Dataset items:

********

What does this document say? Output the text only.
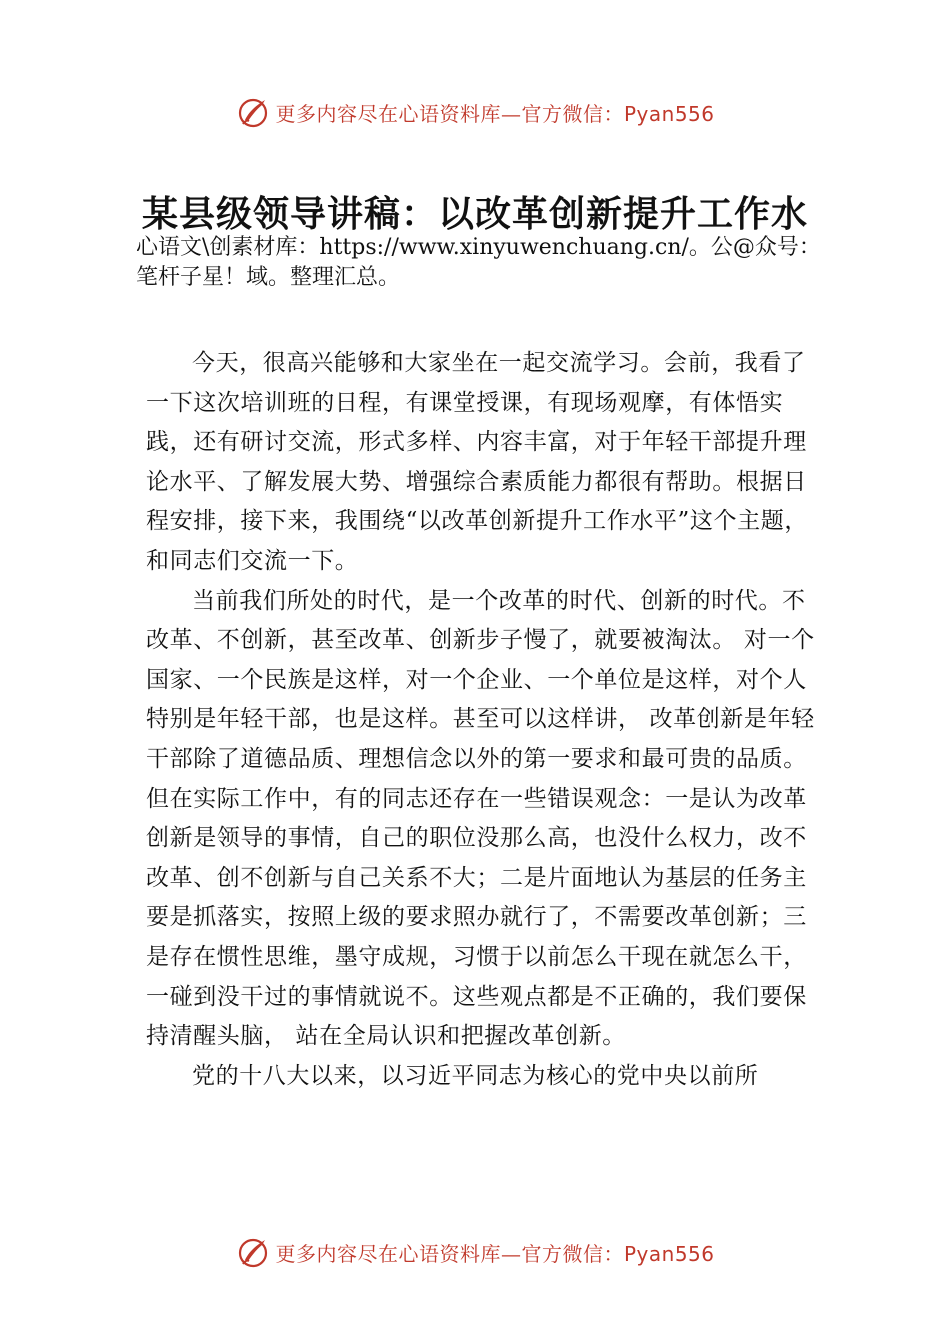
更多内容尽在心语资料库—官方微信：Pyan556
某县级领导讲稿：以改革创新提升工作水
心语文\创素材库：https://www.xinyuwenchuang.cn/。公@众号：笔杆子星！域。整理汇总。

今天，很高兴能够和大家坐在一起交流学习。会前，我看了一下这次培训班的日程，有课堂授课，有现场观摩，有体悟实践，还有研讨交流，形式多样、内容丰富，对于年轻干部提升理论水平、了解发展大势、增强综合素质能力都很有帮助。根据日程安排，接下来，我围绕“以改革创新提升工作水平”这个主题，和同志们交流一下。

当前我们所处的时代，是一个改革的时代、创新的时代。不改革、不创新，甚至改革、创新步子慢了，就要被淘汰。 对一个国家、一个民族是这样，对一个企业、一个单位是这样，对个人特别是年轻干部，也是这样。甚至可以这样讲， 改革创新是年轻干部除了道德品质、理想信念以外的第一要求和最可贵的品质。但在实际工作中，有的同志还存在一些错误观念：一是认为改革创新是领导的事情，自己的职位没那么高，也没什么权力，改不改革、创不创新与自己关系不大；二是片面地认为基层的任务主要是抓落实，按照上级的要求照办就行了，不需要改革创新；三是存在惯性思维，墨守成规，习惯于以前怎么干现在就怎么干，一碰到没干过的事情就说不。这些观点都是不正确的，我们要保持清醒头脑， 站在全局认识和把握改革创新。

党的十八大以来，以习近平同志为核心的党中央以前所

更多内容尽在心语资料库—官方微信：Pyan556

********

__To be done__: Make an exact copy of the whole listing, but don't bring over any pictures.

__In response__:
What does this document say? Output the text only.
更多内容尽在心语资料库—官方微信：Pyan556
某县级领导讲稿：以改革创新提升工作水
心语文\创素材库：https://www.xinyuwenchuang.cn/。公@众号：笔杆子星！域。整理汇总。

今天，很高兴能够和大家坐在一起交流学习。会前，我看了一下这次培训班的日程，有课堂授课，有现场观摩，有体悟实践，还有研讨交流，形式多样、内容丰富，对于年轻干部提升理论水平、了解发展大势、增强综合素质能力都很有帮助。根据日程安排，接下来，我围绕“以改革创新提升工作水平”这个主题，和同志们交流一下。

当前我们所处的时代，是一个改革的时代、创新的时代。不改革、不创新，甚至改革、创新步子慢了，就要被淘汰。 对一个国家、一个民族是这样，对一个企业、一个单位是这样，对个人特别是年轻干部，也是这样。甚至可以这样讲， 改革创新是年轻干部除了道德品质、理想信念以外的第一要求和最可贵的品质。但在实际工作中，有的同志还存在一些错误观念：一是认为改革创新是领导的事情，自己的职位没那么高，也没什么权力，改不改革、创不创新与自己关系不大；二是片面地认为基层的任务主要是抓落实，按照上级的要求照办就行了，不需要改革创新；三是存在惯性思维，墨守成规，习惯于以前怎么干现在就怎么干，一碰到没干过的事情就说不。这些观点都是不正确的，我们要保持清醒头脑， 站在全局认识和把握改革创新。

党的十八大以来，以习近平同志为核心的党中央以前所

更多内容尽在心语资料库—官方微信：Pyan556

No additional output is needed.